▶ _DATASET EXTRACT_:

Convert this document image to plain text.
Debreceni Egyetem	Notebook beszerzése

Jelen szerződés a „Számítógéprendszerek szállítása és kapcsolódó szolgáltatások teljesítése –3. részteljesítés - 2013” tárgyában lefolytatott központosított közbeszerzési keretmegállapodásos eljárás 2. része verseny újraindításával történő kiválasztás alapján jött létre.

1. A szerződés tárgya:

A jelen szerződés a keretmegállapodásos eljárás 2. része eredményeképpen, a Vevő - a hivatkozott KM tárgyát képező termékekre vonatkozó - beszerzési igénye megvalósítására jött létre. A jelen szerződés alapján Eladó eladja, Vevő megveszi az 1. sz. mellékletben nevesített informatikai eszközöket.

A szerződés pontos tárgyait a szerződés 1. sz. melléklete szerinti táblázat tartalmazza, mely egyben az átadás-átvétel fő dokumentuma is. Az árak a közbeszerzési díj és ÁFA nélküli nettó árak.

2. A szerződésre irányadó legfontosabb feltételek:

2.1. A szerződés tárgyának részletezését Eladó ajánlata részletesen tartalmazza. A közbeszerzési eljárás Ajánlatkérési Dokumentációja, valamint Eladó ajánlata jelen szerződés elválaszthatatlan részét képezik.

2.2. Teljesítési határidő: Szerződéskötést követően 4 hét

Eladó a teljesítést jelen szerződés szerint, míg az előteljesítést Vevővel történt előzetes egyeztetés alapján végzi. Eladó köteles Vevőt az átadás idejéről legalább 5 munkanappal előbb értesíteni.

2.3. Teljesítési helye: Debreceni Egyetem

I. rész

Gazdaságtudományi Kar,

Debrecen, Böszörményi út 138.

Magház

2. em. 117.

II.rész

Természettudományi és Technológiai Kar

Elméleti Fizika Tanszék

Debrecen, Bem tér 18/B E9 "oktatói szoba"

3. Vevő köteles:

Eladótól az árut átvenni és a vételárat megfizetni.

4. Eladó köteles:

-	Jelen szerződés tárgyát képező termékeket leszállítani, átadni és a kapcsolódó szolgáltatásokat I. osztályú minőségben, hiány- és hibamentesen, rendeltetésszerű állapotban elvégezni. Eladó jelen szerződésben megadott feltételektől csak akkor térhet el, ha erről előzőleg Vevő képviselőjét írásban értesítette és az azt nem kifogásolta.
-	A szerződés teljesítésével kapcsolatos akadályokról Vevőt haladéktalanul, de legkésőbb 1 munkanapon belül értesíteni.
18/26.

▶ _STATED TASK_: Pull every line containing the word "Egyetem" out of the material and copy it.

▶ _WORKED SOLUTION_:
Debreceni Egyetem	Notebook beszerzése
2.3. Teljesítési helye: Debreceni Egyetem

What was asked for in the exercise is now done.